Provided material:

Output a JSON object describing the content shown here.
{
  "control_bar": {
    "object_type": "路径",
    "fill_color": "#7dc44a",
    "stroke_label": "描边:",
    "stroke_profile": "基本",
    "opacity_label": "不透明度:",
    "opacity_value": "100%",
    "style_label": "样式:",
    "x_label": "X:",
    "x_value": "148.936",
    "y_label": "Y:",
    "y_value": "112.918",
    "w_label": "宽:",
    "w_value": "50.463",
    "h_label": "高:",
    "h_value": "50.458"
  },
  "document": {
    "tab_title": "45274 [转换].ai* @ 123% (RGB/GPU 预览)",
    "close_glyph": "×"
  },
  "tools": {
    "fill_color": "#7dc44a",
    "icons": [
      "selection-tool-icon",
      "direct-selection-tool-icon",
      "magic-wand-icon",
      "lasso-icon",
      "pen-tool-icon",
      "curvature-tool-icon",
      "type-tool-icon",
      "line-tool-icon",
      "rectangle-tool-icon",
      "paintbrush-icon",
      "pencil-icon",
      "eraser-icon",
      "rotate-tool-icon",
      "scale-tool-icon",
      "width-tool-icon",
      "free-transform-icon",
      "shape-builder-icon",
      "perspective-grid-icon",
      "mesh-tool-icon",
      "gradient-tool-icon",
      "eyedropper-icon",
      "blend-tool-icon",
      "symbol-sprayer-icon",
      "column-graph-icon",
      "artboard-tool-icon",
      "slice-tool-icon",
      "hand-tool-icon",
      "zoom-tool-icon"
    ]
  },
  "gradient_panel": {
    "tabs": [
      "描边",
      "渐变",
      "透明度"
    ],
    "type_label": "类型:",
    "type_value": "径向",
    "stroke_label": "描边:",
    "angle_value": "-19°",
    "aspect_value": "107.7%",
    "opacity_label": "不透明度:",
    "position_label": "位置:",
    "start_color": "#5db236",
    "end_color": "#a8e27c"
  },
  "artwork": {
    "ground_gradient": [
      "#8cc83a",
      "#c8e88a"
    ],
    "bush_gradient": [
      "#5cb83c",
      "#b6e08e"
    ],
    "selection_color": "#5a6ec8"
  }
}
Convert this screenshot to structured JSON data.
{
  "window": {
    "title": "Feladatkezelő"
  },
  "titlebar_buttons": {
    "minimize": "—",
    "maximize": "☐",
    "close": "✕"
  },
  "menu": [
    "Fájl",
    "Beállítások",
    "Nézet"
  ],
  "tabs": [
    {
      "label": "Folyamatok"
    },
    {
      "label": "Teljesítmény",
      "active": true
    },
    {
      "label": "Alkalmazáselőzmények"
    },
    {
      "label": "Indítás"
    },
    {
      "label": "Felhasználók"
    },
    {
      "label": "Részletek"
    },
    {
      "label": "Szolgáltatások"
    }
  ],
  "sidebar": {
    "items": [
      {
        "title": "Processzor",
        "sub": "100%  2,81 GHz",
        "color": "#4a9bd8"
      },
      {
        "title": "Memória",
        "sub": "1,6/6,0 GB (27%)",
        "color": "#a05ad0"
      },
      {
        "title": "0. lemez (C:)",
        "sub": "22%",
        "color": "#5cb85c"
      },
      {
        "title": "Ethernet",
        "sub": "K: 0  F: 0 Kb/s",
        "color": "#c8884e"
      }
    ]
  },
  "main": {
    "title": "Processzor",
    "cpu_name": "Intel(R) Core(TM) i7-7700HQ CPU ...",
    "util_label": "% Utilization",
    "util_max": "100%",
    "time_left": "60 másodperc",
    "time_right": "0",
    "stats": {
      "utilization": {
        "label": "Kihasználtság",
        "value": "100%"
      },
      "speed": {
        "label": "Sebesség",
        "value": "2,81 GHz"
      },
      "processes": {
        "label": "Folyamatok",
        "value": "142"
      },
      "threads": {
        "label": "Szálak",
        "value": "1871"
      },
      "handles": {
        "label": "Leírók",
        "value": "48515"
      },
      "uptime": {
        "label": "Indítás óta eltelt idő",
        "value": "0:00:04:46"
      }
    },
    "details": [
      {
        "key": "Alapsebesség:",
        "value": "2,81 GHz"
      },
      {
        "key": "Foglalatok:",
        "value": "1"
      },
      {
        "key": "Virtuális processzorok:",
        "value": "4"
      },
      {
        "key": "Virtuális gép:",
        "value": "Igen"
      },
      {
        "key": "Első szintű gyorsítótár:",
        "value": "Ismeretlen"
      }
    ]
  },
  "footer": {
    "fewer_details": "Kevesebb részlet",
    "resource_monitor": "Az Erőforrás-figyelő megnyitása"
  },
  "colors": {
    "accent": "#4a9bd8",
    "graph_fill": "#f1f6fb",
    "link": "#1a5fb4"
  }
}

Required task: Restate the data above word for word, please.

Full response:
Output a JSON object describing the content shown here.
{
  "control_bar": {
    "object_type": "路径",
    "fill_color": "#7dc44a",
    "stroke_label": "描边:",
    "stroke_profile": "基本",
    "opacity_label": "不透明度:",
    "opacity_value": "100%",
    "style_label": "样式:",
    "x_label": "X:",
    "x_value": "148.936",
    "y_label": "Y:",
    "y_value": "112.918",
    "w_label": "宽:",
    "w_value": "50.463",
    "h_label": "高:",
    "h_value": "50.458"
  },
  "document": {
    "tab_title": "45274 [转换].ai* @ 123% (RGB/GPU 预览)",
    "close_glyph": "×"
  },
  "tools": {
    "fill_color": "#7dc44a",
    "icons": [
      "selection-tool-icon",
      "direct-selection-tool-icon",
      "magic-wand-icon",
      "lasso-icon",
      "pen-tool-icon",
      "curvature-tool-icon",
      "type-tool-icon",
      "line-tool-icon",
      "rectangle-tool-icon",
      "paintbrush-icon",
      "pencil-icon",
      "eraser-icon",
      "rotate-tool-icon",
      "scale-tool-icon",
      "width-tool-icon",
      "free-transform-icon",
      "shape-builder-icon",
      "perspective-grid-icon",
      "mesh-tool-icon",
      "gradient-tool-icon",
      "eyedropper-icon",
      "blend-tool-icon",
      "symbol-sprayer-icon",
      "column-graph-icon",
      "artboard-tool-icon",
      "slice-tool-icon",
      "hand-tool-icon",
      "zoom-tool-icon"
    ]
  },
  "gradient_panel": {
    "tabs": [
      "描边",
      "渐变",
      "透明度"
    ],
    "type_label": "类型:",
    "type_value": "径向",
    "stroke_label": "描边:",
    "angle_value": "-19°",
    "aspect_value": "107.7%",
    "opacity_label": "不透明度:",
    "position_label": "位置:",
    "start_color": "#5db236",
    "end_color": "#a8e27c"
  },
  "artwork": {
    "ground_gradient": [
      "#8cc83a",
      "#c8e88a"
    ],
    "bush_gradient": [
      "#5cb83c",
      "#b6e08e"
    ],
    "selection_color": "#5a6ec8"
  }
}
Convert this screenshot to structured JSON data.
{
  "window": {
    "title": "Feladatkezelő"
  },
  "titlebar_buttons": {
    "minimize": "—",
    "maximize": "☐",
    "close": "✕"
  },
  "menu": [
    "Fájl",
    "Beállítások",
    "Nézet"
  ],
  "tabs": [
    {
      "label": "Folyamatok"
    },
    {
      "label": "Teljesítmény",
      "active": true
    },
    {
      "label": "Alkalmazáselőzmények"
    },
    {
      "label": "Indítás"
    },
    {
      "label": "Felhasználók"
    },
    {
      "label": "Részletek"
    },
    {
      "label": "Szolgáltatások"
    }
  ],
  "sidebar": {
    "items": [
      {
        "title": "Processzor",
        "sub": "100%  2,81 GHz",
        "color": "#4a9bd8"
      },
      {
        "title": "Memória",
        "sub": "1,6/6,0 GB (27%)",
        "color": "#a05ad0"
      },
      {
        "title": "0. lemez (C:)",
        "sub": "22%",
        "color": "#5cb85c"
      },
      {
        "title": "Ethernet",
        "sub": "K: 0  F: 0 Kb/s",
        "color": "#c8884e"
      }
    ]
  },
  "main": {
    "title": "Processzor",
    "cpu_name": "Intel(R) Core(TM) i7-7700HQ CPU ...",
    "util_label": "% Utilization",
    "util_max": "100%",
    "time_left": "60 másodperc",
    "time_right": "0",
    "stats": {
      "utilization": {
        "label": "Kihasználtság",
        "value": "100%"
      },
      "speed": {
        "label": "Sebesség",
        "value": "2,81 GHz"
      },
      "processes": {
        "label": "Folyamatok",
        "value": "142"
      },
      "threads": {
        "label": "Szálak",
        "value": "1871"
      },
      "handles": {
        "label": "Leírók",
        "value": "48515"
      },
      "uptime": {
        "label": "Indítás óta eltelt idő",
        "value": "0:00:04:46"
      }
    },
    "details": [
      {
        "key": "Alapsebesség:",
        "value": "2,81 GHz"
      },
      {
        "key": "Foglalatok:",
        "value": "1"
      },
      {
        "key": "Virtuális processzorok:",
        "value": "4"
      },
      {
        "key": "Virtuális gép:",
        "value": "Igen"
      },
      {
        "key": "Első szintű gyorsítótár:",
        "value": "Ismeretlen"
      }
    ]
  },
  "footer": {
    "fewer_details": "Kevesebb részlet",
    "resource_monitor": "Az Erőforrás-figyelő megnyitása"
  },
  "colors": {
    "accent": "#4a9bd8",
    "graph_fill": "#f1f6fb",
    "link": "#1a5fb4"
  }
}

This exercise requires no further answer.